(Written request):
Search the records for the word "Arca" and report each line that has it.
%%
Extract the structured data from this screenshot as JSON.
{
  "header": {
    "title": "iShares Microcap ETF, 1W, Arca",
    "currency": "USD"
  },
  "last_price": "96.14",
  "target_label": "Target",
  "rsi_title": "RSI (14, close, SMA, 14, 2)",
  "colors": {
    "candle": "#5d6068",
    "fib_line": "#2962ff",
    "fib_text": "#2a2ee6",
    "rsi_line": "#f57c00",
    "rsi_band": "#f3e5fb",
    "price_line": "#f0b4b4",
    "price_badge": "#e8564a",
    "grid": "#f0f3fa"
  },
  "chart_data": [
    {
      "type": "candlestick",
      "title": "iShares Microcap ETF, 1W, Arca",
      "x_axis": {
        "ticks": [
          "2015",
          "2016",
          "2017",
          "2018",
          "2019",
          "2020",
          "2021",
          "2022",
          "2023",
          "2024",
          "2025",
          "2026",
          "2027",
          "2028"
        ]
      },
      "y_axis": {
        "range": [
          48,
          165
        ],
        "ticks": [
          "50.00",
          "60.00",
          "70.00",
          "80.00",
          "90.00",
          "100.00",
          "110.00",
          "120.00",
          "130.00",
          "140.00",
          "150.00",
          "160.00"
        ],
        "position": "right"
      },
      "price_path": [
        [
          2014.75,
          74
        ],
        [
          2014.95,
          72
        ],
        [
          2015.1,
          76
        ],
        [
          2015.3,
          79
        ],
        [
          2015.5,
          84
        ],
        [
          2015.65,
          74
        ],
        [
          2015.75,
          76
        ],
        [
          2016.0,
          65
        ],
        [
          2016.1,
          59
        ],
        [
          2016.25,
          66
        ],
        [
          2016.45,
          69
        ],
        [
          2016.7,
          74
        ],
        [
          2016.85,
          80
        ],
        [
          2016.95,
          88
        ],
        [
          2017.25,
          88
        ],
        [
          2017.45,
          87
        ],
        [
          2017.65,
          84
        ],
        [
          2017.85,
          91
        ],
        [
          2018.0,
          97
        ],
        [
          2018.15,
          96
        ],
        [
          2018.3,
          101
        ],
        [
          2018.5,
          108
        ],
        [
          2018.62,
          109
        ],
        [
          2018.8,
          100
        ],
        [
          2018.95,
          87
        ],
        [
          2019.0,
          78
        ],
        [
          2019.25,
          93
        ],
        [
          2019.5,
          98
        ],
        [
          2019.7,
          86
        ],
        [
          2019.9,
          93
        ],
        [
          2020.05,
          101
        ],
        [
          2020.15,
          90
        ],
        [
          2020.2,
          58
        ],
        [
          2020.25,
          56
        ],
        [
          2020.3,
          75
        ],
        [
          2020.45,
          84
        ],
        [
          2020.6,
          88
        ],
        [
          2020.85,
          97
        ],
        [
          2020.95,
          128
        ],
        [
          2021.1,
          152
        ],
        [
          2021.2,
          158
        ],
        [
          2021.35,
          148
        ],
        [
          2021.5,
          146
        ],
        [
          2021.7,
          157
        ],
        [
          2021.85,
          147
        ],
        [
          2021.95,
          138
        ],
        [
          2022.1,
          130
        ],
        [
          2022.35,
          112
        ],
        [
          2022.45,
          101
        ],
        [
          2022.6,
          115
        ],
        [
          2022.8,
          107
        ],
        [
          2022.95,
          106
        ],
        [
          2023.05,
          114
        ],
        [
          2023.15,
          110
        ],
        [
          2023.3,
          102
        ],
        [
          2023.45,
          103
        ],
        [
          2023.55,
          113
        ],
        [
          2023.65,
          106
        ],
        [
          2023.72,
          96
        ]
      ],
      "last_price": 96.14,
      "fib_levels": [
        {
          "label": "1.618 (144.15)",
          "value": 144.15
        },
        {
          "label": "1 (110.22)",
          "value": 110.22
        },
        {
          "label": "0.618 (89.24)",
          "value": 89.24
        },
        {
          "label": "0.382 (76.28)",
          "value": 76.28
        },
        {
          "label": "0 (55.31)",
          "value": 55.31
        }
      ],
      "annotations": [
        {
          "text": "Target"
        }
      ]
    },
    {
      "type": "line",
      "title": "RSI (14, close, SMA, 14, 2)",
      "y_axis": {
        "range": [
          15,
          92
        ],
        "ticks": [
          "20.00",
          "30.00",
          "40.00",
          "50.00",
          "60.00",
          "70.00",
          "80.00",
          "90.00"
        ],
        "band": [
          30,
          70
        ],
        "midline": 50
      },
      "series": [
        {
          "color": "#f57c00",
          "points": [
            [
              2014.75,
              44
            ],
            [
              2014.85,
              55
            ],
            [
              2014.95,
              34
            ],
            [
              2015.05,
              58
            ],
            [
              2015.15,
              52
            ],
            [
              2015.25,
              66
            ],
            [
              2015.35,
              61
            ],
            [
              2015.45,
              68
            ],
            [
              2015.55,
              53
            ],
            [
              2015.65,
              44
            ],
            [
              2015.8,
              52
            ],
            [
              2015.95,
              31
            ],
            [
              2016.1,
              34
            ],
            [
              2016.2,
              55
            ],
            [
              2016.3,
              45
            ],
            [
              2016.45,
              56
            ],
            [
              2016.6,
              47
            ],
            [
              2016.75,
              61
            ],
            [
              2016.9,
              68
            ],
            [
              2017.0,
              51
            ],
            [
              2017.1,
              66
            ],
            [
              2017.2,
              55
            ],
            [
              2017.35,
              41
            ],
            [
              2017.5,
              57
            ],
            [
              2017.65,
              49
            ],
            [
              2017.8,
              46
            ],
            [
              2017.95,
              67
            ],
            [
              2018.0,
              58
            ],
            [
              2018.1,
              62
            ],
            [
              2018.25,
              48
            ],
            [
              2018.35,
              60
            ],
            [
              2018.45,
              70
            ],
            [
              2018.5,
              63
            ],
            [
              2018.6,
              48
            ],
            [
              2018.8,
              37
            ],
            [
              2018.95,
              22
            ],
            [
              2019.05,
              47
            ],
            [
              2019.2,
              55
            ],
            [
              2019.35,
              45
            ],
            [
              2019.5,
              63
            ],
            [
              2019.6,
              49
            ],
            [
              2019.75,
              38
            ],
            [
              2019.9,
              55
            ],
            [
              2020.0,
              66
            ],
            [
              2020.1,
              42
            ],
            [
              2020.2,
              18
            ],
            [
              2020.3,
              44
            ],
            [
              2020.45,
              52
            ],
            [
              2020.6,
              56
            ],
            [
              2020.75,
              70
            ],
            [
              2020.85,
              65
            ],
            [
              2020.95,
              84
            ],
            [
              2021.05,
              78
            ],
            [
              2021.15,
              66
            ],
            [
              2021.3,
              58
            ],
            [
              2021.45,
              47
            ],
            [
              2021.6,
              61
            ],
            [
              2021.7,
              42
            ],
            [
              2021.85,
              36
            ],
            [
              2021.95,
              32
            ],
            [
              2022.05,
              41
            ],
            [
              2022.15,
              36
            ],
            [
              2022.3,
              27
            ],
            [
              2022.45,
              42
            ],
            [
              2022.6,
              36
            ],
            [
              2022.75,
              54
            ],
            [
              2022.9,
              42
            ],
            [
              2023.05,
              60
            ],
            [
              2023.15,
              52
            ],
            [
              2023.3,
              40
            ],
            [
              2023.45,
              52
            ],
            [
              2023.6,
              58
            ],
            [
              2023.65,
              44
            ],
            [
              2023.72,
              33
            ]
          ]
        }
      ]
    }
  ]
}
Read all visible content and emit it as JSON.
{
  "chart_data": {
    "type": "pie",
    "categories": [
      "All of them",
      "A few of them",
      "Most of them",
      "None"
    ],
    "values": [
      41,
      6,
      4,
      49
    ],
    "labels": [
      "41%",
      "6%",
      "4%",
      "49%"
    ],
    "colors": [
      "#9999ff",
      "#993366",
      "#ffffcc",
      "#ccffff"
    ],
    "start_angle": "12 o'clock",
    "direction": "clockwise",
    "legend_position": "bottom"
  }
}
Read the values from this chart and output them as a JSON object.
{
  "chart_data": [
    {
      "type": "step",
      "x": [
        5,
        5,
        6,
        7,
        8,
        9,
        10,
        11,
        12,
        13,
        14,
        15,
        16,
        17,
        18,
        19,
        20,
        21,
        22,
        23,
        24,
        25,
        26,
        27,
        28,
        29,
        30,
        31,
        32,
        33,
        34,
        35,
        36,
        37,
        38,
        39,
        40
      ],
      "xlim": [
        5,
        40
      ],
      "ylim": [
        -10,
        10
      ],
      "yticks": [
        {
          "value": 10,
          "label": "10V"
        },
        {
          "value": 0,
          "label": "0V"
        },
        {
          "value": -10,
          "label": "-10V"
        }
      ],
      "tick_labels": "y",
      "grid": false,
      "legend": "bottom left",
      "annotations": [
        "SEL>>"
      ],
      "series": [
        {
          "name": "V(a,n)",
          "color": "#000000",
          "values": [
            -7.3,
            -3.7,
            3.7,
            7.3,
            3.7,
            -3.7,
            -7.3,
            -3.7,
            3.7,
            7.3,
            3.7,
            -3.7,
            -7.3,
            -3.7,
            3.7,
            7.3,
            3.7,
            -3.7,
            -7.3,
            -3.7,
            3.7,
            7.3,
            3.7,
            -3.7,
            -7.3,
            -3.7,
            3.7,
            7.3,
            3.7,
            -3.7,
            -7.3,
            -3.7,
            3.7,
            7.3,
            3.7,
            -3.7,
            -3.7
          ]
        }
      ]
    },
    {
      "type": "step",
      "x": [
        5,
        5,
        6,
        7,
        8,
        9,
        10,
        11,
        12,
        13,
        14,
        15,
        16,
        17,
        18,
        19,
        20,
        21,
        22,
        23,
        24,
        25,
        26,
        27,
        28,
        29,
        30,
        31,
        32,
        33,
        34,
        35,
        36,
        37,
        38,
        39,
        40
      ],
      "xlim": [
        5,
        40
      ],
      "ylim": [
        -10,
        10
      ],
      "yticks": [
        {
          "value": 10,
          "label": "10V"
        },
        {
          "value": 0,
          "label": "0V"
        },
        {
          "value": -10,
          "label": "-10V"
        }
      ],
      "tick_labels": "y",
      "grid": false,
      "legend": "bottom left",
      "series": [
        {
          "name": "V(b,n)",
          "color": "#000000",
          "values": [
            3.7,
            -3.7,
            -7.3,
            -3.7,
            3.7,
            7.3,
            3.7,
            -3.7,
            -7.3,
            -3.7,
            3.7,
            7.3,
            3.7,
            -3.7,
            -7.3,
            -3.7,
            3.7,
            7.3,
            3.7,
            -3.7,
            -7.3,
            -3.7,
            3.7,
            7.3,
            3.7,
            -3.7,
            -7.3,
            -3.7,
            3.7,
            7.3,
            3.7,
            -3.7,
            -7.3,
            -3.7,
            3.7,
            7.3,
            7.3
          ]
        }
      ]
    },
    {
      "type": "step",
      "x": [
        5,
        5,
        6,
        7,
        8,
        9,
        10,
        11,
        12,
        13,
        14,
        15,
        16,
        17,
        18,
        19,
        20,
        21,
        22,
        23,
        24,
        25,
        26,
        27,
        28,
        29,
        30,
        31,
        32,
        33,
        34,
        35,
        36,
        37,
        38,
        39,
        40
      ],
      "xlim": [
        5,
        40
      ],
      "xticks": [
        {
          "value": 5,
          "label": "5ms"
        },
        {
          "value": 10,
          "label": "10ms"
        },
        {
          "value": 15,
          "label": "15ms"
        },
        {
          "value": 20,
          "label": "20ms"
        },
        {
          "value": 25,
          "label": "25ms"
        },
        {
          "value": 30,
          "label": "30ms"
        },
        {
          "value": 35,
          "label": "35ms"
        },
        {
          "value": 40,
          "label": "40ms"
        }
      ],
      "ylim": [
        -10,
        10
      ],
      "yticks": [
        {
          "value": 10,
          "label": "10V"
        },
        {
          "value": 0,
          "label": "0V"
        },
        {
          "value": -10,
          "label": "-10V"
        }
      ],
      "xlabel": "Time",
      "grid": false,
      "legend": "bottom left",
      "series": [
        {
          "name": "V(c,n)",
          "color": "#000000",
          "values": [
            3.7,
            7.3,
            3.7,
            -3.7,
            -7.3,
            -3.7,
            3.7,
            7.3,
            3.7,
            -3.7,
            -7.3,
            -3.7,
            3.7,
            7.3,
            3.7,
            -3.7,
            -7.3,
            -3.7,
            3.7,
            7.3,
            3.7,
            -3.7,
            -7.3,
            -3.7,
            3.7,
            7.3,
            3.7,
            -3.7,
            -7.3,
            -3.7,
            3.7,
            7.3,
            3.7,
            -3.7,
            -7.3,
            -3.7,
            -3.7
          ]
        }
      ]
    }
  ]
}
%%
(Written answer):
    "title": "iShares Microcap ETF, 1W, Arca",
      "title": "iShares Microcap ETF, 1W, Arca",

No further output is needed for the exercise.